INSTRUCTIONS FOR THE TASK. Reproduce each line exactly.

──────── MATERIAL

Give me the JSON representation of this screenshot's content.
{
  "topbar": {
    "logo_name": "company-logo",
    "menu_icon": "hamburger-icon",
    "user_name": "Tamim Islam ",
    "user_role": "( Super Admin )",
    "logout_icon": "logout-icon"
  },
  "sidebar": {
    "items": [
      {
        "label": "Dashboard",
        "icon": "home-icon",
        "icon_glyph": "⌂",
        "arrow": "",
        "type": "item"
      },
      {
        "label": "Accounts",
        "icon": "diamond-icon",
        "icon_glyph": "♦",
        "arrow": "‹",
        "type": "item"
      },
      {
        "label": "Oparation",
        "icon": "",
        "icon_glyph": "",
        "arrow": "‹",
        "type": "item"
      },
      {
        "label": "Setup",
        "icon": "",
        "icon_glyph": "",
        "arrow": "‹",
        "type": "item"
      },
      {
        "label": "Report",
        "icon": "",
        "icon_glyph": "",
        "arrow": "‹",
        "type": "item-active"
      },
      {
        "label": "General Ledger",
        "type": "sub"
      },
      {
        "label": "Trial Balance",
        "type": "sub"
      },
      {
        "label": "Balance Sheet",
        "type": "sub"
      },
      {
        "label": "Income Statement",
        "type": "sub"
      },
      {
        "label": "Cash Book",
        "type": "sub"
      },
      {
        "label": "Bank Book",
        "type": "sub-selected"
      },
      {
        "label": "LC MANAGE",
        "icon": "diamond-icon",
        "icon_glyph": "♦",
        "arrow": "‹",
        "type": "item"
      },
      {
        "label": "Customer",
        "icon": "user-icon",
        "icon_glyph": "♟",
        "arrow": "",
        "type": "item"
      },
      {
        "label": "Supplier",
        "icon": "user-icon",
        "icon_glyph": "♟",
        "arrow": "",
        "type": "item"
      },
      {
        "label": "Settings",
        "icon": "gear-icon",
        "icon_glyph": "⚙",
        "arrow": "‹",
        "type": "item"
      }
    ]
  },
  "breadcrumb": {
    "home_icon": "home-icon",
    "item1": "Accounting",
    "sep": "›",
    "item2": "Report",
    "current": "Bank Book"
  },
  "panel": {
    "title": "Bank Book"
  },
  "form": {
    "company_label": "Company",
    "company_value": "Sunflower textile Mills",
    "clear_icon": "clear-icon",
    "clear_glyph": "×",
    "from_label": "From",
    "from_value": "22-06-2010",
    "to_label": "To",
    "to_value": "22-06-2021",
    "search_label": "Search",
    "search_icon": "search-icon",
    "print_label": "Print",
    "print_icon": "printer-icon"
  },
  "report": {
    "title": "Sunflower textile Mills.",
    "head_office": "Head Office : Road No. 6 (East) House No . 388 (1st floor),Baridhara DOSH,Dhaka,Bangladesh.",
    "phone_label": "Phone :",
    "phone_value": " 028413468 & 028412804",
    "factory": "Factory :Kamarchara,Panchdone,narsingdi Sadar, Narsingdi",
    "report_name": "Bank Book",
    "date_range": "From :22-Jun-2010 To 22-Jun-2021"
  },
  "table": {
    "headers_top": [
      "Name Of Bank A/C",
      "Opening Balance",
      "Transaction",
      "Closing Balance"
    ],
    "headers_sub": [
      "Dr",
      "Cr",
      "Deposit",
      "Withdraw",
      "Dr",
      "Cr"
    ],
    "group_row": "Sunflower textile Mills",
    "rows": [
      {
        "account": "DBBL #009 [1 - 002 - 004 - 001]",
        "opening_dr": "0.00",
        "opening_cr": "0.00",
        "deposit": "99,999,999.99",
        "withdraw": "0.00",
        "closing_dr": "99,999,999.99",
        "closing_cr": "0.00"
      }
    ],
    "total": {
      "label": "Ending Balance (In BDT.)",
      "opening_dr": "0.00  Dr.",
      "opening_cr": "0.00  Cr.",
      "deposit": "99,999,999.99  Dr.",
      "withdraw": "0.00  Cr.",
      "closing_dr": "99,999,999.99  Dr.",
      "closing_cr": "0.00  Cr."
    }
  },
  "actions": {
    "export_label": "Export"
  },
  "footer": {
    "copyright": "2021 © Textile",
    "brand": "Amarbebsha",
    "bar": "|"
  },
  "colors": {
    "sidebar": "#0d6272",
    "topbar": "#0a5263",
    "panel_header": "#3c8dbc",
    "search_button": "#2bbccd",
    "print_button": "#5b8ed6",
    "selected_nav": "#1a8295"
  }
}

────────────────

TASK RESPONSE.
Give me the JSON representation of this screenshot's content.
{
  "topbar": {
    "logo_name": "company-logo",
    "menu_icon": "hamburger-icon",
    "user_name": "Tamim Islam ",
    "user_role": "( Super Admin )",
    "logout_icon": "logout-icon"
  },
  "sidebar": {
    "items": [
      {
        "label": "Dashboard",
        "icon": "home-icon",
        "icon_glyph": "⌂",
        "arrow": "",
        "type": "item"
      },
      {
        "label": "Accounts",
        "icon": "diamond-icon",
        "icon_glyph": "♦",
        "arrow": "‹",
        "type": "item"
      },
      {
        "label": "Oparation",
        "icon": "",
        "icon_glyph": "",
        "arrow": "‹",
        "type": "item"
      },
      {
        "label": "Setup",
        "icon": "",
        "icon_glyph": "",
        "arrow": "‹",
        "type": "item"
      },
      {
        "label": "Report",
        "icon": "",
        "icon_glyph": "",
        "arrow": "‹",
        "type": "item-active"
      },
      {
        "label": "General Ledger",
        "type": "sub"
      },
      {
        "label": "Trial Balance",
        "type": "sub"
      },
      {
        "label": "Balance Sheet",
        "type": "sub"
      },
      {
        "label": "Income Statement",
        "type": "sub"
      },
      {
        "label": "Cash Book",
        "type": "sub"
      },
      {
        "label": "Bank Book",
        "type": "sub-selected"
      },
      {
        "label": "LC MANAGE",
        "icon": "diamond-icon",
        "icon_glyph": "♦",
        "arrow": "‹",
        "type": "item"
      },
      {
        "label": "Customer",
        "icon": "user-icon",
        "icon_glyph": "♟",
        "arrow": "",
        "type": "item"
      },
      {
        "label": "Supplier",
        "icon": "user-icon",
        "icon_glyph": "♟",
        "arrow": "",
        "type": "item"
      },
      {
        "label": "Settings",
        "icon": "gear-icon",
        "icon_glyph": "⚙",
        "arrow": "‹",
        "type": "item"
      }
    ]
  },
  "breadcrumb": {
    "home_icon": "home-icon",
    "item1": "Accounting",
    "sep": "›",
    "item2": "Report",
    "current": "Bank Book"
  },
  "panel": {
    "title": "Bank Book"
  },
  "form": {
    "company_label": "Company",
    "company_value": "Sunflower textile Mills",
    "clear_icon": "clear-icon",
    "clear_glyph": "×",
    "from_label": "From",
    "from_value": "22-06-2010",
    "to_label": "To",
    "to_value": "22-06-2021",
    "search_label": "Search",
    "search_icon": "search-icon",
    "print_label": "Print",
    "print_icon": "printer-icon"
  },
  "report": {
    "title": "Sunflower textile Mills.",
    "head_office": "Head Office : Road No. 6 (East) House No . 388 (1st floor),Baridhara DOSH,Dhaka,Bangladesh.",
    "phone_label": "Phone :",
    "phone_value": " 028413468 & 028412804",
    "factory": "Factory :Kamarchara,Panchdone,narsingdi Sadar, Narsingdi",
    "report_name": "Bank Book",
    "date_range": "From :22-Jun-2010 To 22-Jun-2021"
  },
  "table": {
    "headers_top": [
      "Name Of Bank A/C",
      "Opening Balance",
      "Transaction",
      "Closing Balance"
    ],
    "headers_sub": [
      "Dr",
      "Cr",
      "Deposit",
      "Withdraw",
      "Dr",
      "Cr"
    ],
    "group_row": "Sunflower textile Mills",
    "rows": [
      {
        "account": "DBBL #009 [1 - 002 - 004 - 001]",
        "opening_dr": "0.00",
        "opening_cr": "0.00",
        "deposit": "99,999,999.99",
        "withdraw": "0.00",
        "closing_dr": "99,999,999.99",
        "closing_cr": "0.00"
      }
    ],
    "total": {
      "label": "Ending Balance (In BDT.)",
      "opening_dr": "0.00  Dr.",
      "opening_cr": "0.00  Cr.",
      "deposit": "99,999,999.99  Dr.",
      "withdraw": "0.00  Cr.",
      "closing_dr": "99,999,999.99  Dr.",
      "closing_cr": "0.00  Cr."
    }
  },
  "actions": {
    "export_label": "Export"
  },
  "footer": {
    "copyright": "2021 © Textile",
    "brand": "Amarbebsha",
    "bar": "|"
  },
  "colors": {
    "sidebar": "#0d6272",
    "topbar": "#0a5263",
    "panel_header": "#3c8dbc",
    "search_button": "#2bbccd",
    "print_button": "#5b8ed6",
    "selected_nav": "#1a8295"
  }
}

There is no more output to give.